Supplied material:
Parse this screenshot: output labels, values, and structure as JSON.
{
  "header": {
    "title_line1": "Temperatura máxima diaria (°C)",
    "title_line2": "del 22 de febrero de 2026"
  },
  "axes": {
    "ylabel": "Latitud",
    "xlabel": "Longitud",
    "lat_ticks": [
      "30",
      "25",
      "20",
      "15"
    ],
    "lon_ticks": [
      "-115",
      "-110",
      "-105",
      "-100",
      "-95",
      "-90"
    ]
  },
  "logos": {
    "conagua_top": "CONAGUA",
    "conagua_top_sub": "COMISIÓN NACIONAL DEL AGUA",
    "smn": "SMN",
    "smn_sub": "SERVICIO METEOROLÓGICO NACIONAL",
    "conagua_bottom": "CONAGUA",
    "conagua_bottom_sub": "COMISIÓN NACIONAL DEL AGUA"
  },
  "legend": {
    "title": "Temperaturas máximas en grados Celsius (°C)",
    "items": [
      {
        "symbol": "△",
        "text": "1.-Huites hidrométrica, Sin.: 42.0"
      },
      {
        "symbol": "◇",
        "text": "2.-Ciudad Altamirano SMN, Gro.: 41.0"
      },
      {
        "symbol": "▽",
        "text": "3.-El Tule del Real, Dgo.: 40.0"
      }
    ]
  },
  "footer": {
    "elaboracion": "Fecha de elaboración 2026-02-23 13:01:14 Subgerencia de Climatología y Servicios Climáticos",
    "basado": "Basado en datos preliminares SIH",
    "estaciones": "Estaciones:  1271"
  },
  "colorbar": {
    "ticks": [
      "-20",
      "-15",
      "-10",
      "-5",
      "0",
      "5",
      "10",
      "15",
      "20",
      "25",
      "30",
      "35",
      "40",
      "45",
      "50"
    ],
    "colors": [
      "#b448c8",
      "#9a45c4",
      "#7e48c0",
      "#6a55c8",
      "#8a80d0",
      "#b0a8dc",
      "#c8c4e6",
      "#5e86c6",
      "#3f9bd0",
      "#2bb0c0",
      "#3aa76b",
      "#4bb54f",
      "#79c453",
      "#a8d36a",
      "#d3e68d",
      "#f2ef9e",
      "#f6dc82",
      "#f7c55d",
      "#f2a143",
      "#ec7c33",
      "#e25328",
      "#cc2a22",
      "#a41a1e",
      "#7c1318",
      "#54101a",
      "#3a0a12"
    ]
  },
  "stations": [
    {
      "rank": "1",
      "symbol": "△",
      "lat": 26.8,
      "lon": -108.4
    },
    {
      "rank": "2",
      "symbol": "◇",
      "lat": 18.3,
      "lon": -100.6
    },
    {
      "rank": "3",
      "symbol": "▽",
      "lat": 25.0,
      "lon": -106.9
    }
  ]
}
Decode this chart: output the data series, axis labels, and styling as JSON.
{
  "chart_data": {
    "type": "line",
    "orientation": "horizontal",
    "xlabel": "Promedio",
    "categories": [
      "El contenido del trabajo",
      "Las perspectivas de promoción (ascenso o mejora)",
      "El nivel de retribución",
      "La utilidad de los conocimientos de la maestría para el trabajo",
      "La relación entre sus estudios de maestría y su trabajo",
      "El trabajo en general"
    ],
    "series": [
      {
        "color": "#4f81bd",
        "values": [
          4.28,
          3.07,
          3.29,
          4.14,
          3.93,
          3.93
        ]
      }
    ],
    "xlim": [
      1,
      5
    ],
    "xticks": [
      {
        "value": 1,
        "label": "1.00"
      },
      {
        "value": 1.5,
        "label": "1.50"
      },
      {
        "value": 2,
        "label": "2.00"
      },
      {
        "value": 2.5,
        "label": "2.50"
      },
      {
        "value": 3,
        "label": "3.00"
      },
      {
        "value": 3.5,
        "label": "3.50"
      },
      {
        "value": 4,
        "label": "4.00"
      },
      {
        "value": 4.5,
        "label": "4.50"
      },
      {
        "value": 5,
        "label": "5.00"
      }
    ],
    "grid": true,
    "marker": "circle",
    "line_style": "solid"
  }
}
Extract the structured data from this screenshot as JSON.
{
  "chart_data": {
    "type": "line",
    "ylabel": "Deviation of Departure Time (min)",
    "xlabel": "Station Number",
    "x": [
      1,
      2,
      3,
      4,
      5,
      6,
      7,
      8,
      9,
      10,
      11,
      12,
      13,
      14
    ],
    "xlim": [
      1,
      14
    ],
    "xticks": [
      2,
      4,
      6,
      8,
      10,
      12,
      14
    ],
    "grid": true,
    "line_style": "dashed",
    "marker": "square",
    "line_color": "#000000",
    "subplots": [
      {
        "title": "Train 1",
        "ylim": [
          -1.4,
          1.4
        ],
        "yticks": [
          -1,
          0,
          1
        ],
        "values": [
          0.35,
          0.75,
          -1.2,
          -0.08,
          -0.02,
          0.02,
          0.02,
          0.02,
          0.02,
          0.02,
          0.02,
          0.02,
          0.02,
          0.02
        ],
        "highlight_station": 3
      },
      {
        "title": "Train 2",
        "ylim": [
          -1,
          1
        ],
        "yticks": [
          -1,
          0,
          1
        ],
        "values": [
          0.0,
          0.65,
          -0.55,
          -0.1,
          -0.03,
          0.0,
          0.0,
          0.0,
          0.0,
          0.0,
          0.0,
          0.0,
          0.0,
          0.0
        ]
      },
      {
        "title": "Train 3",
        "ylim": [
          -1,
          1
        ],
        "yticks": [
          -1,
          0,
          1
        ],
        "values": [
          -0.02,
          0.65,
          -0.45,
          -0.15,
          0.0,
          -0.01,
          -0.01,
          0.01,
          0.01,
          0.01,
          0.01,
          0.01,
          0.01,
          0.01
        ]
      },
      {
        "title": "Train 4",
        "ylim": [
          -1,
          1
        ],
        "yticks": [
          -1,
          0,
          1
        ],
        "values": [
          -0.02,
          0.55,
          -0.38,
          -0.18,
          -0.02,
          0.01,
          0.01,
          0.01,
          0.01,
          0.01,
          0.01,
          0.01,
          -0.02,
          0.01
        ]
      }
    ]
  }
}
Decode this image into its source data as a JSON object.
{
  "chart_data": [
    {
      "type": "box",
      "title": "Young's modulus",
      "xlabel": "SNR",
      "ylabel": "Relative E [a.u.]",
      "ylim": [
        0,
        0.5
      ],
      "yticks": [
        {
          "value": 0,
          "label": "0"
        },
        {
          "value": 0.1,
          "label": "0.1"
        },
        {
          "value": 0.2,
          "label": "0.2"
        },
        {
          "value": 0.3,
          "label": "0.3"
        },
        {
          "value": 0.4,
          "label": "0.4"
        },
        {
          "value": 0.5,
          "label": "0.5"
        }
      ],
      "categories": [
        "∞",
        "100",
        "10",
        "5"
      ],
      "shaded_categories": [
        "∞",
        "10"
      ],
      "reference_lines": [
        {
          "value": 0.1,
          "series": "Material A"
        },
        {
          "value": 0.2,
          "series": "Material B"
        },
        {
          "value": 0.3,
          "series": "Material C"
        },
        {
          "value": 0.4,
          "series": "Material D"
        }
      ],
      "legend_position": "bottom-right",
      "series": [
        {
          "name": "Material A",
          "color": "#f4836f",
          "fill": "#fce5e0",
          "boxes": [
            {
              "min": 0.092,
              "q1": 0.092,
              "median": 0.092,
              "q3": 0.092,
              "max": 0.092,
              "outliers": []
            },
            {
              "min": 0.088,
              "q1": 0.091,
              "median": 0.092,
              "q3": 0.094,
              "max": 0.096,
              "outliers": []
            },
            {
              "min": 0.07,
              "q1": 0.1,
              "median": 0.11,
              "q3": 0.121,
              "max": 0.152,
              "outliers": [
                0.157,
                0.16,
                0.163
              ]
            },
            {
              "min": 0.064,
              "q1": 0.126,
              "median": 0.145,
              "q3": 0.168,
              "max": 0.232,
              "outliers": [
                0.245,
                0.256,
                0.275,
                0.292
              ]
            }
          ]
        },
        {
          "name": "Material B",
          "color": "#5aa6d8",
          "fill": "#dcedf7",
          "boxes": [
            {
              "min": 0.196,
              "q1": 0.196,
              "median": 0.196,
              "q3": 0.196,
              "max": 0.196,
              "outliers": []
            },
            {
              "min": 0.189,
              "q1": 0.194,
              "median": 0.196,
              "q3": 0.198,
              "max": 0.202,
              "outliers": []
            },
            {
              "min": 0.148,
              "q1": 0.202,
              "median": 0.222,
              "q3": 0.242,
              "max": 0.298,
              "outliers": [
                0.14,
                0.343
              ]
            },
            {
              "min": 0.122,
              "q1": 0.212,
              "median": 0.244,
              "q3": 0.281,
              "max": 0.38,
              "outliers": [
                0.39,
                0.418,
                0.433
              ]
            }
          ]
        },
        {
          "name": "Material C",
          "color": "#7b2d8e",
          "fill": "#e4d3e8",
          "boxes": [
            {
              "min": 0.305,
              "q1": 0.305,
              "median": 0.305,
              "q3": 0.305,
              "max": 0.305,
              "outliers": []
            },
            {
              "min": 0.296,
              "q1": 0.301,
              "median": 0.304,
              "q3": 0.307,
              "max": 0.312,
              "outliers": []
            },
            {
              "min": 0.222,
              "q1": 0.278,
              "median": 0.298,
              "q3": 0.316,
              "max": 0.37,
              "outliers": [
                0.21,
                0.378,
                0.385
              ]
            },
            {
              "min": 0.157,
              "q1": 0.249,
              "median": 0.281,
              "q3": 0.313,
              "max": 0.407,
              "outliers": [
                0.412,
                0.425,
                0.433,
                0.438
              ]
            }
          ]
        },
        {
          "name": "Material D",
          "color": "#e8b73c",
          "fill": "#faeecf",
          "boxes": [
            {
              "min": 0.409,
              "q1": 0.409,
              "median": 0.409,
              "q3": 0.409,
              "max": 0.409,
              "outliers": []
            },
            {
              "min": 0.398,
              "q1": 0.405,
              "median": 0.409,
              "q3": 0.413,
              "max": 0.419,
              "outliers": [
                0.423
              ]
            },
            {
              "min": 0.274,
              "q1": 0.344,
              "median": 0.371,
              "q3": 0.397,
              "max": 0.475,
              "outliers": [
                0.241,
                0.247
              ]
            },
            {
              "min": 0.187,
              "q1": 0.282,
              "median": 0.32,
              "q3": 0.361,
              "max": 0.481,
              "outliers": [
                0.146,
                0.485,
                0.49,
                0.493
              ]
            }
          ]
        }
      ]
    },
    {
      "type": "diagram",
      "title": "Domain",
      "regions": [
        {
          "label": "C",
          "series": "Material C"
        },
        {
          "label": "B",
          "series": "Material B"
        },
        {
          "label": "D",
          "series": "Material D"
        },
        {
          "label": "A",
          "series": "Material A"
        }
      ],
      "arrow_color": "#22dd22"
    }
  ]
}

What is needed:
Check all the records above and select each line where the string "maestría" is found.

Response to the task:
      "La utilidad de los conocimientos de la maestría para el trabajo",
      "La relación entre sus estudios de maestría y su trabajo",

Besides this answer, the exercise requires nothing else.